» **Instructions for the task**: Convert every line of the entries below into a numbered list, leaving out blank lines and any pictures.

** START OF Data shown **

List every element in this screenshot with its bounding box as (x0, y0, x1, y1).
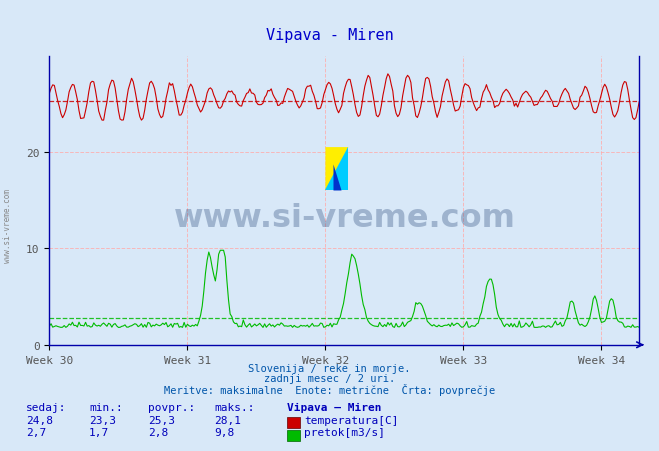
Text: www.si-vreme.com: www.si-vreme.com (3, 189, 13, 262)
Text: 2,7: 2,7 (26, 428, 47, 437)
Text: zadnji mesec / 2 uri.: zadnji mesec / 2 uri. (264, 373, 395, 383)
Text: pretok[m3/s]: pretok[m3/s] (304, 428, 385, 437)
Polygon shape (326, 148, 349, 191)
Text: 23,3: 23,3 (89, 415, 116, 425)
Text: www.si-vreme.com: www.si-vreme.com (173, 202, 515, 234)
Text: sedaj:: sedaj: (26, 402, 67, 412)
Text: 28,1: 28,1 (214, 415, 241, 425)
Text: Vipava – Miren: Vipava – Miren (287, 402, 381, 412)
Text: Meritve: maksimalne  Enote: metrične  Črta: povprečje: Meritve: maksimalne Enote: metrične Črta… (164, 383, 495, 395)
Text: Vipava - Miren: Vipava - Miren (266, 28, 393, 43)
Text: min.:: min.: (89, 402, 123, 412)
Text: temperatura[C]: temperatura[C] (304, 415, 398, 425)
Polygon shape (333, 165, 341, 191)
Text: Slovenija / reke in morje.: Slovenija / reke in morje. (248, 363, 411, 373)
Text: 24,8: 24,8 (26, 415, 53, 425)
Text: povpr.:: povpr.: (148, 402, 196, 412)
Text: 9,8: 9,8 (214, 428, 235, 437)
Text: maks.:: maks.: (214, 402, 254, 412)
Polygon shape (326, 148, 349, 191)
Text: 1,7: 1,7 (89, 428, 109, 437)
Bar (287, 430, 300, 441)
Bar (287, 417, 300, 428)
Text: 25,3: 25,3 (148, 415, 175, 425)
Text: 2,8: 2,8 (148, 428, 169, 437)
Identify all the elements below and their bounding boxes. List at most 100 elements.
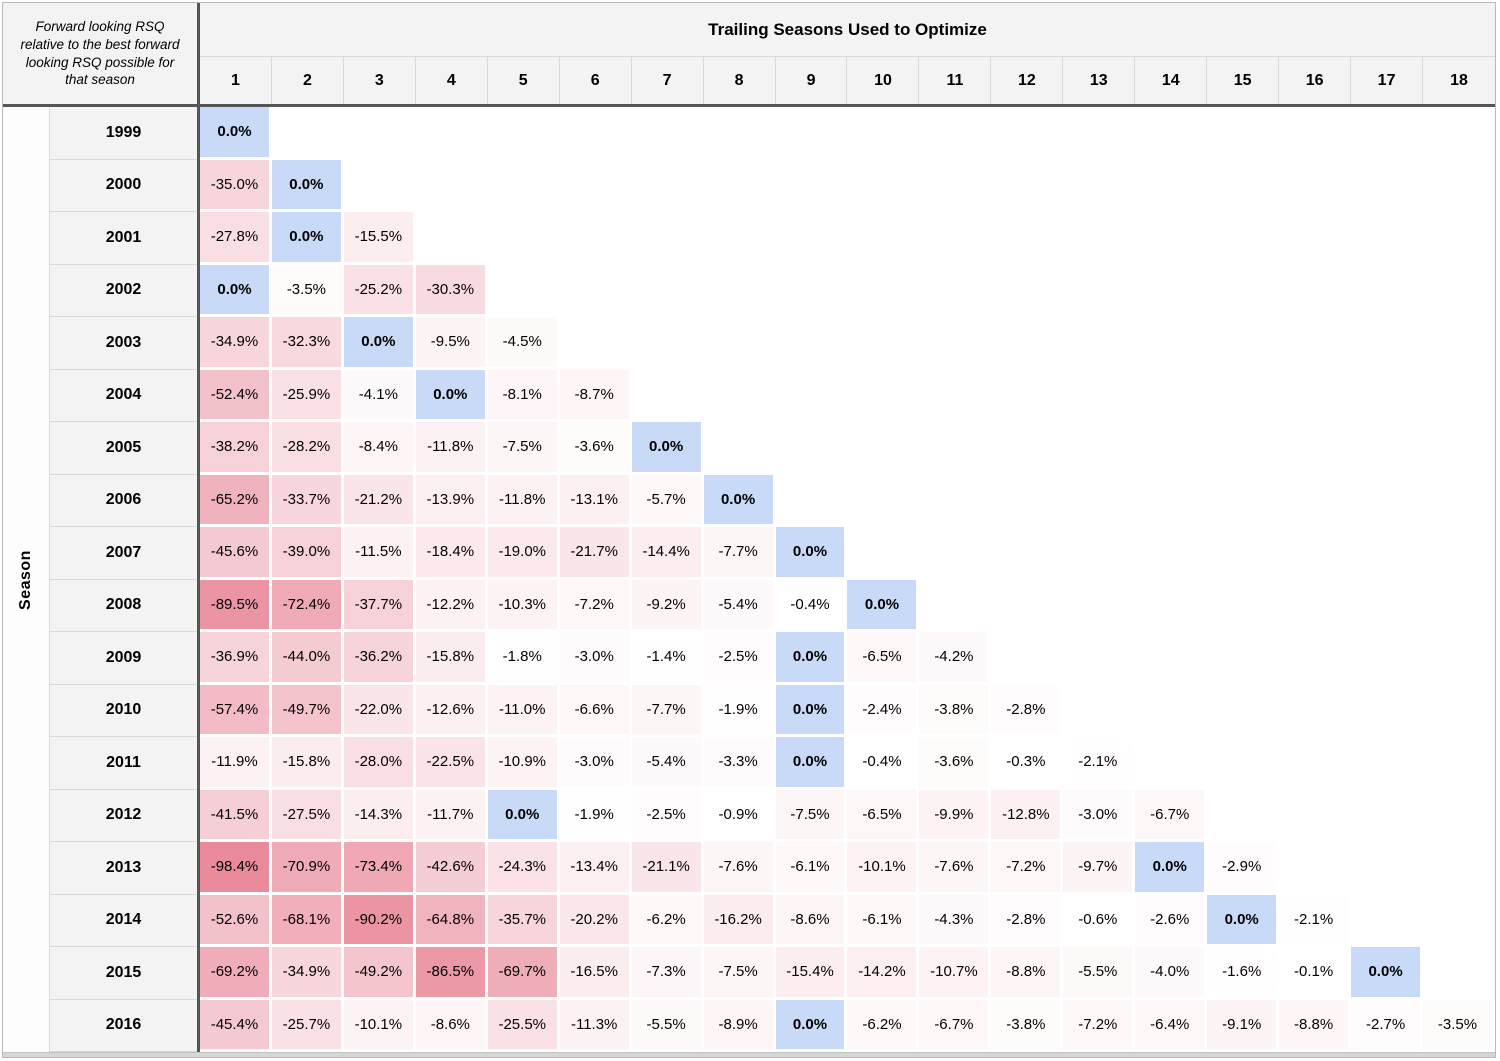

** END OF Data shown **

» **Answer for the task**:
1. List every element in this screenshot with its bounding box as (x0, y0, x1, y1).
2. Text: www.si-vreme.com: www.si-vreme.com (3, 189, 13, 262)
3. Text: 2,7: 2,7 (26, 428, 47, 437)
4. Text: zadnji mesec / 2 uri.: zadnji mesec / 2 uri. (264, 373, 395, 383)
5. Text: pretok[m3/s]: pretok[m3/s] (304, 428, 385, 437)
6. Polygon shape (326, 148, 349, 191)
7. Text: 23,3: 23,3 (89, 415, 116, 425)
8. Text: www.si-vreme.com: www.si-vreme.com (173, 202, 515, 234)
9. Text: sedaj:: sedaj: (26, 402, 67, 412)
10. Text: 28,1: 28,1 (214, 415, 241, 425)
11. Text: Vipava – Miren: Vipava – Miren (287, 402, 381, 412)
12. Text: Meritve: maksimalne  Enote: metrične  Črta: povprečje: Meritve: maksimalne Enote: metrične Črta… (164, 383, 495, 395)
13. Text: Vipava - Miren: Vipava - Miren (266, 28, 393, 43)
14. Text: min.:: min.: (89, 402, 123, 412)
15. Text: temperatura[C]: temperatura[C] (304, 415, 398, 425)
16. Polygon shape (333, 165, 341, 191)
17. Text: Slovenija / reke in morje.: Slovenija / reke in morje. (248, 363, 411, 373)
18. Text: 24,8: 24,8 (26, 415, 53, 425)
19. Text: povpr.:: povpr.: (148, 402, 196, 412)
20. Text: 9,8: 9,8 (214, 428, 235, 437)
21. Text: maks.:: maks.: (214, 402, 254, 412)
22. Polygon shape (326, 148, 349, 191)
23. Text: 1,7: 1,7 (89, 428, 109, 437)
24. Bar (287, 430, 300, 441)
25. Bar (287, 417, 300, 428)
26. Text: 25,3: 25,3 (148, 415, 175, 425)
27. Text: 2,8: 2,8 (148, 428, 169, 437)
28. Identify all the elements below and their bounding boxes. List at most 100 elements.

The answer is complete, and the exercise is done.